##### SUPPLIED MATERIAL

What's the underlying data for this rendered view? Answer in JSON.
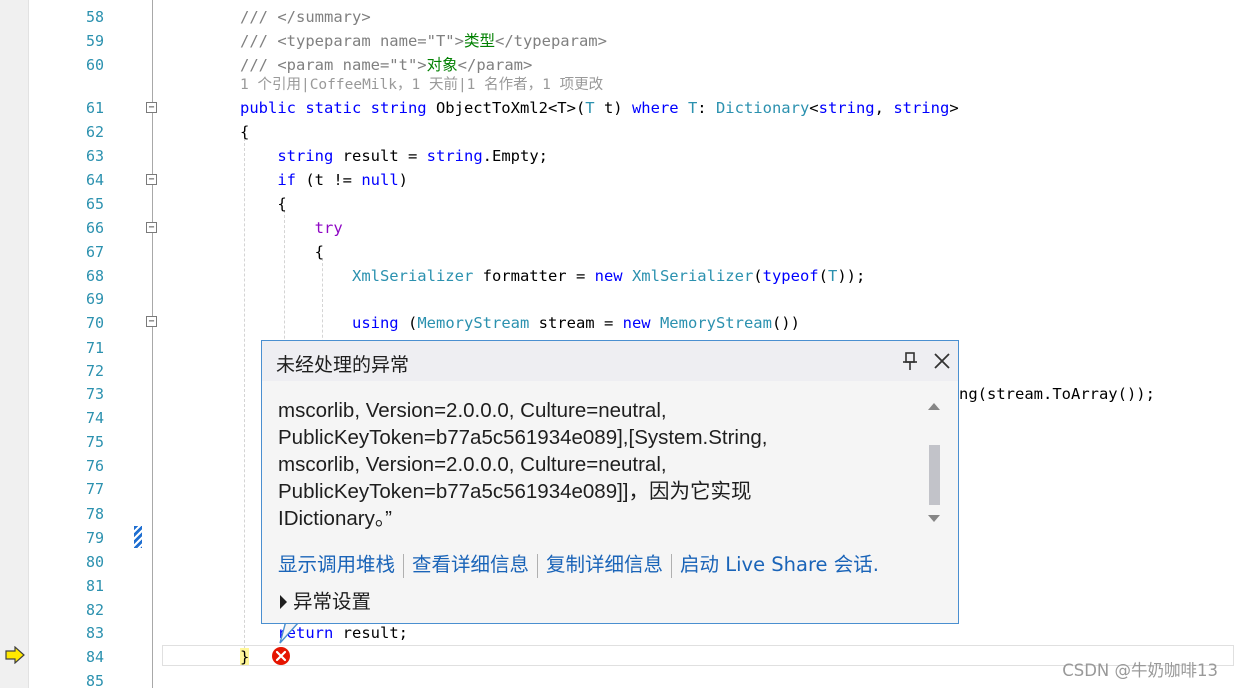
{
  "editor": {
    "codelens": "1 个引用|CoffeeMilk，1 天前|1 名作者，1 项更改",
    "lines": [
      {
        "n": "58",
        "segs": [
          {
            "t": "/// </summary>",
            "c": "c"
          }
        ]
      },
      {
        "n": "59",
        "segs": [
          {
            "t": "/// <typeparam name=\"T\">",
            "c": "c"
          },
          {
            "t": "类型",
            "c": "g"
          },
          {
            "t": "</typeparam>",
            "c": "c"
          }
        ]
      },
      {
        "n": "60",
        "segs": [
          {
            "t": "/// <param name=\"t\">",
            "c": "c"
          },
          {
            "t": "对象",
            "c": "g"
          },
          {
            "t": "</param>",
            "c": "c"
          }
        ]
      },
      {
        "n": "61",
        "segs": [
          {
            "t": "public static string ",
            "c": "k"
          },
          {
            "t": "ObjectToXml2<T>(",
            "c": ""
          },
          {
            "t": "T",
            "c": "t"
          },
          {
            "t": " t) ",
            "c": ""
          },
          {
            "t": "where ",
            "c": "k"
          },
          {
            "t": "T",
            "c": "t"
          },
          {
            "t": ": ",
            "c": ""
          },
          {
            "t": "Dictionary",
            "c": "t"
          },
          {
            "t": "<",
            "c": ""
          },
          {
            "t": "string",
            "c": "k"
          },
          {
            "t": ", ",
            "c": ""
          },
          {
            "t": "string",
            "c": "k"
          },
          {
            "t": ">",
            "c": ""
          }
        ]
      },
      {
        "n": "62",
        "segs": [
          {
            "t": "{",
            "c": ""
          }
        ]
      },
      {
        "n": "63",
        "segs": [
          {
            "t": "    ",
            "c": ""
          },
          {
            "t": "string",
            "c": "k"
          },
          {
            "t": " result = ",
            "c": ""
          },
          {
            "t": "string",
            "c": "k"
          },
          {
            "t": ".Empty;",
            "c": ""
          }
        ]
      },
      {
        "n": "64",
        "segs": [
          {
            "t": "    ",
            "c": ""
          },
          {
            "t": "if",
            "c": "k"
          },
          {
            "t": " (t != ",
            "c": ""
          },
          {
            "t": "null",
            "c": "k"
          },
          {
            "t": ")",
            "c": ""
          }
        ]
      },
      {
        "n": "65",
        "segs": [
          {
            "t": "    {",
            "c": ""
          }
        ]
      },
      {
        "n": "66",
        "segs": [
          {
            "t": "        ",
            "c": ""
          },
          {
            "t": "try",
            "c": "p"
          }
        ]
      },
      {
        "n": "67",
        "segs": [
          {
            "t": "        {",
            "c": ""
          }
        ]
      },
      {
        "n": "68",
        "segs": [
          {
            "t": "            ",
            "c": ""
          },
          {
            "t": "XmlSerializer",
            "c": "t"
          },
          {
            "t": " formatter = ",
            "c": ""
          },
          {
            "t": "new ",
            "c": "k"
          },
          {
            "t": "XmlSerializer",
            "c": "t"
          },
          {
            "t": "(",
            "c": ""
          },
          {
            "t": "typeof",
            "c": "k"
          },
          {
            "t": "(",
            "c": ""
          },
          {
            "t": "T",
            "c": "t"
          },
          {
            "t": "));",
            "c": ""
          }
        ]
      },
      {
        "n": "69",
        "segs": []
      },
      {
        "n": "70",
        "segs": [
          {
            "t": "            ",
            "c": ""
          },
          {
            "t": "using",
            "c": "k"
          },
          {
            "t": " (",
            "c": ""
          },
          {
            "t": "MemoryStream",
            "c": "t"
          },
          {
            "t": " stream = ",
            "c": ""
          },
          {
            "t": "new ",
            "c": "k"
          },
          {
            "t": "MemoryStream",
            "c": "t"
          },
          {
            "t": "())",
            "c": ""
          }
        ]
      },
      {
        "n": "71",
        "segs": []
      },
      {
        "n": "72",
        "segs": []
      },
      {
        "n": "73",
        "segs": []
      },
      {
        "n": "74",
        "segs": []
      },
      {
        "n": "75",
        "segs": []
      },
      {
        "n": "76",
        "segs": []
      },
      {
        "n": "77",
        "segs": []
      },
      {
        "n": "78",
        "segs": []
      },
      {
        "n": "79",
        "segs": []
      },
      {
        "n": "80",
        "segs": []
      },
      {
        "n": "81",
        "segs": []
      },
      {
        "n": "82",
        "segs": []
      },
      {
        "n": "83",
        "segs": [
          {
            "t": "    ",
            "c": ""
          },
          {
            "t": "return",
            "c": "k"
          },
          {
            "t": " result;",
            "c": ""
          }
        ]
      },
      {
        "n": "84",
        "segs": [
          {
            "t": "}",
            "c": "b"
          }
        ]
      },
      {
        "n": "85",
        "segs": []
      }
    ],
    "partial_line_73": "ng(stream.ToArray());"
  },
  "popup": {
    "title": "未经处理的异常",
    "body_lines": [
      "mscorlib, Version=2.0.0.0, Culture=neutral,",
      "PublicKeyToken=b77a5c561934e089],[System.String,",
      "mscorlib, Version=2.0.0.0, Culture=neutral,",
      "PublicKeyToken=b77a5c561934e089]]，因为它实现",
      "IDictionary。”"
    ],
    "links": {
      "call_stack": "显示调用堆栈",
      "view_details": "查看详细信息",
      "copy_details": "复制详细信息",
      "live_share": "启动 Live Share 会话."
    },
    "exception_settings": "异常设置"
  },
  "watermark": "CSDN @牛奶咖啡13",
  "colors": {
    "comment": "#808080",
    "keyword": "#0000ff",
    "type": "#2b91af",
    "control": "#8f08c4",
    "link": "#1a64b8",
    "popup_border": "#4a8fd0"
  }
}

##########

Transcribe the whole listing exactly. Pictures stay out of your copy.

* THE ANSWER *
What's the underlying data for this rendered view? Answer in JSON.
{
  "editor": {
    "codelens": "1 个引用|CoffeeMilk，1 天前|1 名作者，1 项更改",
    "lines": [
      {
        "n": "58",
        "segs": [
          {
            "t": "/// </summary>",
            "c": "c"
          }
        ]
      },
      {
        "n": "59",
        "segs": [
          {
            "t": "/// <typeparam name=\"T\">",
            "c": "c"
          },
          {
            "t": "类型",
            "c": "g"
          },
          {
            "t": "</typeparam>",
            "c": "c"
          }
        ]
      },
      {
        "n": "60",
        "segs": [
          {
            "t": "/// <param name=\"t\">",
            "c": "c"
          },
          {
            "t": "对象",
            "c": "g"
          },
          {
            "t": "</param>",
            "c": "c"
          }
        ]
      },
      {
        "n": "61",
        "segs": [
          {
            "t": "public static string ",
            "c": "k"
          },
          {
            "t": "ObjectToXml2<T>(",
            "c": ""
          },
          {
            "t": "T",
            "c": "t"
          },
          {
            "t": " t) ",
            "c": ""
          },
          {
            "t": "where ",
            "c": "k"
          },
          {
            "t": "T",
            "c": "t"
          },
          {
            "t": ": ",
            "c": ""
          },
          {
            "t": "Dictionary",
            "c": "t"
          },
          {
            "t": "<",
            "c": ""
          },
          {
            "t": "string",
            "c": "k"
          },
          {
            "t": ", ",
            "c": ""
          },
          {
            "t": "string",
            "c": "k"
          },
          {
            "t": ">",
            "c": ""
          }
        ]
      },
      {
        "n": "62",
        "segs": [
          {
            "t": "{",
            "c": ""
          }
        ]
      },
      {
        "n": "63",
        "segs": [
          {
            "t": "    ",
            "c": ""
          },
          {
            "t": "string",
            "c": "k"
          },
          {
            "t": " result = ",
            "c": ""
          },
          {
            "t": "string",
            "c": "k"
          },
          {
            "t": ".Empty;",
            "c": ""
          }
        ]
      },
      {
        "n": "64",
        "segs": [
          {
            "t": "    ",
            "c": ""
          },
          {
            "t": "if",
            "c": "k"
          },
          {
            "t": " (t != ",
            "c": ""
          },
          {
            "t": "null",
            "c": "k"
          },
          {
            "t": ")",
            "c": ""
          }
        ]
      },
      {
        "n": "65",
        "segs": [
          {
            "t": "    {",
            "c": ""
          }
        ]
      },
      {
        "n": "66",
        "segs": [
          {
            "t": "        ",
            "c": ""
          },
          {
            "t": "try",
            "c": "p"
          }
        ]
      },
      {
        "n": "67",
        "segs": [
          {
            "t": "        {",
            "c": ""
          }
        ]
      },
      {
        "n": "68",
        "segs": [
          {
            "t": "            ",
            "c": ""
          },
          {
            "t": "XmlSerializer",
            "c": "t"
          },
          {
            "t": " formatter = ",
            "c": ""
          },
          {
            "t": "new ",
            "c": "k"
          },
          {
            "t": "XmlSerializer",
            "c": "t"
          },
          {
            "t": "(",
            "c": ""
          },
          {
            "t": "typeof",
            "c": "k"
          },
          {
            "t": "(",
            "c": ""
          },
          {
            "t": "T",
            "c": "t"
          },
          {
            "t": "));",
            "c": ""
          }
        ]
      },
      {
        "n": "69",
        "segs": []
      },
      {
        "n": "70",
        "segs": [
          {
            "t": "            ",
            "c": ""
          },
          {
            "t": "using",
            "c": "k"
          },
          {
            "t": " (",
            "c": ""
          },
          {
            "t": "MemoryStream",
            "c": "t"
          },
          {
            "t": " stream = ",
            "c": ""
          },
          {
            "t": "new ",
            "c": "k"
          },
          {
            "t": "MemoryStream",
            "c": "t"
          },
          {
            "t": "())",
            "c": ""
          }
        ]
      },
      {
        "n": "71",
        "segs": []
      },
      {
        "n": "72",
        "segs": []
      },
      {
        "n": "73",
        "segs": []
      },
      {
        "n": "74",
        "segs": []
      },
      {
        "n": "75",
        "segs": []
      },
      {
        "n": "76",
        "segs": []
      },
      {
        "n": "77",
        "segs": []
      },
      {
        "n": "78",
        "segs": []
      },
      {
        "n": "79",
        "segs": []
      },
      {
        "n": "80",
        "segs": []
      },
      {
        "n": "81",
        "segs": []
      },
      {
        "n": "82",
        "segs": []
      },
      {
        "n": "83",
        "segs": [
          {
            "t": "    ",
            "c": ""
          },
          {
            "t": "return",
            "c": "k"
          },
          {
            "t": " result;",
            "c": ""
          }
        ]
      },
      {
        "n": "84",
        "segs": [
          {
            "t": "}",
            "c": "b"
          }
        ]
      },
      {
        "n": "85",
        "segs": []
      }
    ],
    "partial_line_73": "ng(stream.ToArray());"
  },
  "popup": {
    "title": "未经处理的异常",
    "body_lines": [
      "mscorlib, Version=2.0.0.0, Culture=neutral,",
      "PublicKeyToken=b77a5c561934e089],[System.String,",
      "mscorlib, Version=2.0.0.0, Culture=neutral,",
      "PublicKeyToken=b77a5c561934e089]]，因为它实现",
      "IDictionary。”"
    ],
    "links": {
      "call_stack": "显示调用堆栈",
      "view_details": "查看详细信息",
      "copy_details": "复制详细信息",
      "live_share": "启动 Live Share 会话."
    },
    "exception_settings": "异常设置"
  },
  "watermark": "CSDN @牛奶咖啡13",
  "colors": {
    "comment": "#808080",
    "keyword": "#0000ff",
    "type": "#2b91af",
    "control": "#8f08c4",
    "link": "#1a64b8",
    "popup_border": "#4a8fd0"
  }
}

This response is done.